• Exercise objective:
Tally the lines of the data that include the word "baby" and state the total, nothing else.

(Data entries)
□ □ □ □ □

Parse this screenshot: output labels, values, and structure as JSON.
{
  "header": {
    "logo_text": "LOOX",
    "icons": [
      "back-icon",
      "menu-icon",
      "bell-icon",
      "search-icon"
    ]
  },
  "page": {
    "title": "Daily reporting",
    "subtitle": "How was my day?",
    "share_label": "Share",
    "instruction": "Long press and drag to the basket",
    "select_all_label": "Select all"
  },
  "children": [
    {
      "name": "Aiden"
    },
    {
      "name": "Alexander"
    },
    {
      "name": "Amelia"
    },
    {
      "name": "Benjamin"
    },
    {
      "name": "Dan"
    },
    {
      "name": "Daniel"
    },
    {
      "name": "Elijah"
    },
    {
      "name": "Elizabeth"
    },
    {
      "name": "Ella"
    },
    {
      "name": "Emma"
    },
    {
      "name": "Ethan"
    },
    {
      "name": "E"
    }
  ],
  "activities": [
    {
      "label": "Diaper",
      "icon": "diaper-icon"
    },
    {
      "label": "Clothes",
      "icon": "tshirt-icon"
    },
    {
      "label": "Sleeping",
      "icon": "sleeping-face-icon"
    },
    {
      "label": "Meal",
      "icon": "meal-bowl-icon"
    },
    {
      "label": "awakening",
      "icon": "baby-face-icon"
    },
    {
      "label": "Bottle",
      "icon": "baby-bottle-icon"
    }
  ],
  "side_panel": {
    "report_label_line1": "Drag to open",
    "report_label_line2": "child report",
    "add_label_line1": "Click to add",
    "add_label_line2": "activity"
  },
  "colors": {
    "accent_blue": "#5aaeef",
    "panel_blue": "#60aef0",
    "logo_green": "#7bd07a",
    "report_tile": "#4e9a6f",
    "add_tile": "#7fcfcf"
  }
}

□ □ □ □ □

• Exercise output:
2